→ Set task
Write out each record again exactly as it stands.

→ Supplied material

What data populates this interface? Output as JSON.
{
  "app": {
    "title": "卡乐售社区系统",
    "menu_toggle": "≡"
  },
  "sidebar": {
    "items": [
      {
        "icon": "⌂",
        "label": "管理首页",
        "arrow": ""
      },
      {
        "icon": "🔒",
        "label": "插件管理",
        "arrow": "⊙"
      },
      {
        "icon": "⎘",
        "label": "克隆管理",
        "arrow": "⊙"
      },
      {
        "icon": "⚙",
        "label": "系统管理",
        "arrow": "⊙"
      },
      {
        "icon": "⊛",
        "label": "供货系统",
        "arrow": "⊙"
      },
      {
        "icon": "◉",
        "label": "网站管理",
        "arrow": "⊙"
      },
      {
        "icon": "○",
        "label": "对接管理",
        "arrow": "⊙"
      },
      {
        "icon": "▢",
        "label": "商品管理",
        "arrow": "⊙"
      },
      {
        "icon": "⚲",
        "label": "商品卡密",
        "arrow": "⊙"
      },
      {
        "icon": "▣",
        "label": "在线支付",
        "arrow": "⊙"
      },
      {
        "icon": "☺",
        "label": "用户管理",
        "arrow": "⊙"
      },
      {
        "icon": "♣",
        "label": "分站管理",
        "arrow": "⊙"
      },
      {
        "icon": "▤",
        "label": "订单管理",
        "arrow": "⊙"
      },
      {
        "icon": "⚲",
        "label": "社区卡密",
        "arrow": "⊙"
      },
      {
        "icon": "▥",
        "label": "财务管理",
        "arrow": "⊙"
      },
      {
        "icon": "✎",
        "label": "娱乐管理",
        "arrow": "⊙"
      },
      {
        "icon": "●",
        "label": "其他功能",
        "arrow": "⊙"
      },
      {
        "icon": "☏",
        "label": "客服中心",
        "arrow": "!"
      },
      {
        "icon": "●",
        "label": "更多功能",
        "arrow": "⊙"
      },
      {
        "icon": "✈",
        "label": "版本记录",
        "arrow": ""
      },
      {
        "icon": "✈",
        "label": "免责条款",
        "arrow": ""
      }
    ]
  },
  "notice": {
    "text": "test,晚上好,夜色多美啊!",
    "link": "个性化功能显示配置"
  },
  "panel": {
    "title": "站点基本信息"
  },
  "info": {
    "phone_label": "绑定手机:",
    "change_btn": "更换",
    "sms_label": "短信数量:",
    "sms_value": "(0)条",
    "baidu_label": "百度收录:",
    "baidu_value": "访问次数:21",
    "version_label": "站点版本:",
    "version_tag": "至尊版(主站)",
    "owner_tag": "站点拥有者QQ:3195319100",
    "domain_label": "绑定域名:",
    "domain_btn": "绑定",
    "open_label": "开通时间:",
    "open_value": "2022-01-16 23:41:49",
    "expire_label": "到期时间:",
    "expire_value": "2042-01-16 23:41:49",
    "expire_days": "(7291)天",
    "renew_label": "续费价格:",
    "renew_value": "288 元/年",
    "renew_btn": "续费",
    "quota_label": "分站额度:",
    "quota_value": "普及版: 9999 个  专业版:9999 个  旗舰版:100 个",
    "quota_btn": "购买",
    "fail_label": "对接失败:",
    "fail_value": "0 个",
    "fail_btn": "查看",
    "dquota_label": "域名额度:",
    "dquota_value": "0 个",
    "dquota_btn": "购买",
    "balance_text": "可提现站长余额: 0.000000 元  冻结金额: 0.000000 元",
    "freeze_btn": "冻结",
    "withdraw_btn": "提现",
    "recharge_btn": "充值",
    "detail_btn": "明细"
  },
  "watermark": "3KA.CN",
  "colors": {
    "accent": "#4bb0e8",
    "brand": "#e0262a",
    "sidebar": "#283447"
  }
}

→ Full solution
What data populates this interface? Output as JSON.
{
  "app": {
    "title": "卡乐售社区系统",
    "menu_toggle": "≡"
  },
  "sidebar": {
    "items": [
      {
        "icon": "⌂",
        "label": "管理首页",
        "arrow": ""
      },
      {
        "icon": "🔒",
        "label": "插件管理",
        "arrow": "⊙"
      },
      {
        "icon": "⎘",
        "label": "克隆管理",
        "arrow": "⊙"
      },
      {
        "icon": "⚙",
        "label": "系统管理",
        "arrow": "⊙"
      },
      {
        "icon": "⊛",
        "label": "供货系统",
        "arrow": "⊙"
      },
      {
        "icon": "◉",
        "label": "网站管理",
        "arrow": "⊙"
      },
      {
        "icon": "○",
        "label": "对接管理",
        "arrow": "⊙"
      },
      {
        "icon": "▢",
        "label": "商品管理",
        "arrow": "⊙"
      },
      {
        "icon": "⚲",
        "label": "商品卡密",
        "arrow": "⊙"
      },
      {
        "icon": "▣",
        "label": "在线支付",
        "arrow": "⊙"
      },
      {
        "icon": "☺",
        "label": "用户管理",
        "arrow": "⊙"
      },
      {
        "icon": "♣",
        "label": "分站管理",
        "arrow": "⊙"
      },
      {
        "icon": "▤",
        "label": "订单管理",
        "arrow": "⊙"
      },
      {
        "icon": "⚲",
        "label": "社区卡密",
        "arrow": "⊙"
      },
      {
        "icon": "▥",
        "label": "财务管理",
        "arrow": "⊙"
      },
      {
        "icon": "✎",
        "label": "娱乐管理",
        "arrow": "⊙"
      },
      {
        "icon": "●",
        "label": "其他功能",
        "arrow": "⊙"
      },
      {
        "icon": "☏",
        "label": "客服中心",
        "arrow": "!"
      },
      {
        "icon": "●",
        "label": "更多功能",
        "arrow": "⊙"
      },
      {
        "icon": "✈",
        "label": "版本记录",
        "arrow": ""
      },
      {
        "icon": "✈",
        "label": "免责条款",
        "arrow": ""
      }
    ]
  },
  "notice": {
    "text": "test,晚上好,夜色多美啊!",
    "link": "个性化功能显示配置"
  },
  "panel": {
    "title": "站点基本信息"
  },
  "info": {
    "phone_label": "绑定手机:",
    "change_btn": "更换",
    "sms_label": "短信数量:",
    "sms_value": "(0)条",
    "baidu_label": "百度收录:",
    "baidu_value": "访问次数:21",
    "version_label": "站点版本:",
    "version_tag": "至尊版(主站)",
    "owner_tag": "站点拥有者QQ:3195319100",
    "domain_label": "绑定域名:",
    "domain_btn": "绑定",
    "open_label": "开通时间:",
    "open_value": "2022-01-16 23:41:49",
    "expire_label": "到期时间:",
    "expire_value": "2042-01-16 23:41:49",
    "expire_days": "(7291)天",
    "renew_label": "续费价格:",
    "renew_value": "288 元/年",
    "renew_btn": "续费",
    "quota_label": "分站额度:",
    "quota_value": "普及版: 9999 个  专业版:9999 个  旗舰版:100 个",
    "quota_btn": "购买",
    "fail_label": "对接失败:",
    "fail_value": "0 个",
    "fail_btn": "查看",
    "dquota_label": "域名额度:",
    "dquota_value": "0 个",
    "dquota_btn": "购买",
    "balance_text": "可提现站长余额: 0.000000 元  冻结金额: 0.000000 元",
    "freeze_btn": "冻结",
    "withdraw_btn": "提现",
    "recharge_btn": "充值",
    "detail_btn": "明细"
  },
  "watermark": "3KA.CN",
  "colors": {
    "accent": "#4bb0e8",
    "brand": "#e0262a",
    "sidebar": "#283447"
  }
}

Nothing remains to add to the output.